## WORK REQUIRED
Find the lines holding the string "contract" in the data, then copy all of them.

(Recorded data)

==========

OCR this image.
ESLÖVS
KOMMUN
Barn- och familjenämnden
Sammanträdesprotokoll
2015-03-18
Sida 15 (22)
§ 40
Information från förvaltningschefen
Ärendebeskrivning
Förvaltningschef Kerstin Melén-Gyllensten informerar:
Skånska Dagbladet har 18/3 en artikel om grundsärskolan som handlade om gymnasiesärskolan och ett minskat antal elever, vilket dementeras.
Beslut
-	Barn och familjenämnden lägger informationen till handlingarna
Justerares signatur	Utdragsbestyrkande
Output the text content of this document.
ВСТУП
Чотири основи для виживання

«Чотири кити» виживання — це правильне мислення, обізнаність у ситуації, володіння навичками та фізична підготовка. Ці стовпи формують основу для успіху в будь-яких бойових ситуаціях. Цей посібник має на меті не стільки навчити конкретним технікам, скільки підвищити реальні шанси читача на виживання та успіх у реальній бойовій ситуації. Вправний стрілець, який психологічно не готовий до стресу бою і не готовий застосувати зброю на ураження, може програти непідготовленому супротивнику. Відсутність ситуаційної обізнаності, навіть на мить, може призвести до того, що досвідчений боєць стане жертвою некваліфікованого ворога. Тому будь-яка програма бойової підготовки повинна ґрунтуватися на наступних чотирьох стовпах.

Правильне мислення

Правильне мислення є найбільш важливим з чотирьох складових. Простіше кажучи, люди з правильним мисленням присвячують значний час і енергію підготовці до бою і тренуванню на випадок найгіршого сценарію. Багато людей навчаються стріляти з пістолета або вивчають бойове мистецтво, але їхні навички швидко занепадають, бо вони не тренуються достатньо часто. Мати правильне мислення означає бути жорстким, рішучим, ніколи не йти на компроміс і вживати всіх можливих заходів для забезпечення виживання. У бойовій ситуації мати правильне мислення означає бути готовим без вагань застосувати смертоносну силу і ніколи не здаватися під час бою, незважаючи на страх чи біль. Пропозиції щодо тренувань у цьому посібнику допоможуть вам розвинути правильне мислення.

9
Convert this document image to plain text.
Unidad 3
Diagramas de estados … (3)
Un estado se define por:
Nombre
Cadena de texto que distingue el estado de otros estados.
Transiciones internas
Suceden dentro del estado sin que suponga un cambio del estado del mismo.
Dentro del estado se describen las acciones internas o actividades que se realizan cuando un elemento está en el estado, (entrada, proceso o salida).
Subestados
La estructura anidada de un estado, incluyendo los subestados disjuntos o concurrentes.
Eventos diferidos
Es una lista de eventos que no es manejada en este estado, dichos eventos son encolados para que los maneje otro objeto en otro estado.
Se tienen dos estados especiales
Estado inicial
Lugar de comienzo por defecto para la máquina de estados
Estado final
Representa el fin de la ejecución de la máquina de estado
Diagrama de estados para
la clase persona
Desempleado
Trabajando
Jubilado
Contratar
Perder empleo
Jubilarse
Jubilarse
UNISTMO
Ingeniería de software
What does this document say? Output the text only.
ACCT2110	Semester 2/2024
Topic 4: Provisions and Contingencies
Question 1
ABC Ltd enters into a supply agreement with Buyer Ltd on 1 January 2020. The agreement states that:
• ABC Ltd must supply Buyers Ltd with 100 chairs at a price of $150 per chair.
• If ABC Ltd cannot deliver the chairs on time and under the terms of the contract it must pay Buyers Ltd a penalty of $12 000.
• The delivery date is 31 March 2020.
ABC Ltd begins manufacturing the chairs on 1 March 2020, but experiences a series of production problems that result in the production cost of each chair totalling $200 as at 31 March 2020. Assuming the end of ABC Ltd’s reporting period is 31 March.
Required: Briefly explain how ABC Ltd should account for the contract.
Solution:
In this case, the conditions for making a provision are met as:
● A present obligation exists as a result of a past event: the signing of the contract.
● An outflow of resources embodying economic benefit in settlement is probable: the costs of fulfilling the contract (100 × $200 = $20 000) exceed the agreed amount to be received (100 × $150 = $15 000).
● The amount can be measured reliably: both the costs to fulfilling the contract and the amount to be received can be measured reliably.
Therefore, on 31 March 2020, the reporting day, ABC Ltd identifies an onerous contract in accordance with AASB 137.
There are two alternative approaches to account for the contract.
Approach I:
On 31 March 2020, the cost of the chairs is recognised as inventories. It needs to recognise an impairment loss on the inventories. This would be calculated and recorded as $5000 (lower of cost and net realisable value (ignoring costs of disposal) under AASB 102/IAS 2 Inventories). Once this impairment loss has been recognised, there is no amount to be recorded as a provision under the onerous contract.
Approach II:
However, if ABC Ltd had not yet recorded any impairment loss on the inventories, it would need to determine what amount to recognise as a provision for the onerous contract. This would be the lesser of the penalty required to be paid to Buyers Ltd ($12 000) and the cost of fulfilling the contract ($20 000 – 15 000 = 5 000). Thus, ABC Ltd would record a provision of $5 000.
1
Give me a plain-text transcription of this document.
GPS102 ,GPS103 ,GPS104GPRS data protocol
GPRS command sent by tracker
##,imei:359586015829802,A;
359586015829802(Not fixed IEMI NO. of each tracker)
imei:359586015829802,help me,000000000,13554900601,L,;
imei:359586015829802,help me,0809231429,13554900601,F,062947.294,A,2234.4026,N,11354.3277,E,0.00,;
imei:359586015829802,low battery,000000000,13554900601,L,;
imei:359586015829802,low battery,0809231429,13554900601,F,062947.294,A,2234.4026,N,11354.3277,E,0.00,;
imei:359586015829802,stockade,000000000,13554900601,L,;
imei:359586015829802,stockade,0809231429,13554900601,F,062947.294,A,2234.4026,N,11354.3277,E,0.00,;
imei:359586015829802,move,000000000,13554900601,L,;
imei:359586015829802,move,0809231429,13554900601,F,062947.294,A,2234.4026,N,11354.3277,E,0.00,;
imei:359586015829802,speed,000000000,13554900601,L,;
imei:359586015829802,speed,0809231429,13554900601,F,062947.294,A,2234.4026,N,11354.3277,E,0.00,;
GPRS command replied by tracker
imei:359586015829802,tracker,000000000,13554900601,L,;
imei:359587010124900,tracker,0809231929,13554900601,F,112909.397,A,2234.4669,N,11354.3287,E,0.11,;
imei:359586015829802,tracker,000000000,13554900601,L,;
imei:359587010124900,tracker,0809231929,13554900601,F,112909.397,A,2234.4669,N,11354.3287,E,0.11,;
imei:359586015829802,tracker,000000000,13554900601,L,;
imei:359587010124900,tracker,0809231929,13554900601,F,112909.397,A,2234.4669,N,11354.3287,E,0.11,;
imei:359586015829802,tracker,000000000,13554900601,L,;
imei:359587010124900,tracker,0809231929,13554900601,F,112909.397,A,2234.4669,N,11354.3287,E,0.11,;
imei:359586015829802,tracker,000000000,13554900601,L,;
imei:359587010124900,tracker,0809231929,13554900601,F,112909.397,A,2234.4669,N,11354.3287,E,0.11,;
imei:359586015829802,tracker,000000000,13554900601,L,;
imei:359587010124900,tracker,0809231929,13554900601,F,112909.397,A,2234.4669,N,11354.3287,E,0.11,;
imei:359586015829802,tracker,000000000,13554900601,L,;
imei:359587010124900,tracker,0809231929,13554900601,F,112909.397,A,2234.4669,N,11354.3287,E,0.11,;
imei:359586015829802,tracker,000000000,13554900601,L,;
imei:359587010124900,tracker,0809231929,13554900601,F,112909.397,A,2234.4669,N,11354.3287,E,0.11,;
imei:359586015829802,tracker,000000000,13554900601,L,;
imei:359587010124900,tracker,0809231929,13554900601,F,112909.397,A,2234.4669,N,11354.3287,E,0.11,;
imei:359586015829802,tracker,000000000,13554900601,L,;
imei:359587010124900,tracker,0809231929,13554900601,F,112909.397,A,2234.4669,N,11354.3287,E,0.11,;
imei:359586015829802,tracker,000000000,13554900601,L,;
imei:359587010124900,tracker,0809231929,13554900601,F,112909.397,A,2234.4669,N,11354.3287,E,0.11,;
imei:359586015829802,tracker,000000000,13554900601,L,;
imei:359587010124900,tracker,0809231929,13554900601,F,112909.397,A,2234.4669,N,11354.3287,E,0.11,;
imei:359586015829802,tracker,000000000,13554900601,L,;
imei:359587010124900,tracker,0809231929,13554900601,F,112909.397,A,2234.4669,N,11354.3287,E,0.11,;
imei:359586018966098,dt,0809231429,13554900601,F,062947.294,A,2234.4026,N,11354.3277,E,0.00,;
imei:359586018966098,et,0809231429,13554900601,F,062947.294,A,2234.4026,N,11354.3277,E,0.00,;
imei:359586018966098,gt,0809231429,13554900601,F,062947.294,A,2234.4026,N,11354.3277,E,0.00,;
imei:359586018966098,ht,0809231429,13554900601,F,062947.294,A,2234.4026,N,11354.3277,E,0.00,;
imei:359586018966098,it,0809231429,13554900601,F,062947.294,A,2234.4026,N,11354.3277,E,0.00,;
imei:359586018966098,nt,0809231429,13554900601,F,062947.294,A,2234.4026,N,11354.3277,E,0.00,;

==========

## FINISHED TASK
• If ABC Ltd cannot deliver the chairs on time and under the terms of the contract it must pay Buyers Ltd a penalty of $12 000.
Required: Briefly explain how ABC Ltd should account for the contract.
● A present obligation exists as a result of a past event: the signing of the contract.
● An outflow of resources embodying economic benefit in settlement is probable: the costs of fulfilling the contract (100 × $200 = $20 000) exceed the agreed amount to be received (100 × $150 = $15 000).
● The amount can be measured reliably: both the costs to fulfilling the contract and the amount to be received can be measured reliably.
Therefore, on 31 March 2020, the reporting day, ABC Ltd identifies an onerous contract in accordance with AASB 137.
There are two alternative approaches to account for the contract.
On 31 March 2020, the cost of the chairs is recognised as inventories. It needs to recognise an impairment loss on the inventories. This would be calculated and recorded as $5000 (lower of cost and net realisable value (ignoring costs of disposal) under AASB 102/IAS 2 Inventories). Once this impairment loss has been recognised, there is no amount to be recorded as a provision under the onerous contract.
However, if ABC Ltd had not yet recorded any impairment loss on the inventories, it would need to determine what amount to recognise as a provision for the onerous contract. This would be the lesser of the penalty required to be paid to Buyers Ltd ($12 000) and the cost of fulfilling the contract ($20 000 – 15 000 = 5 000). Thus, ABC Ltd would record a provision of $5 000.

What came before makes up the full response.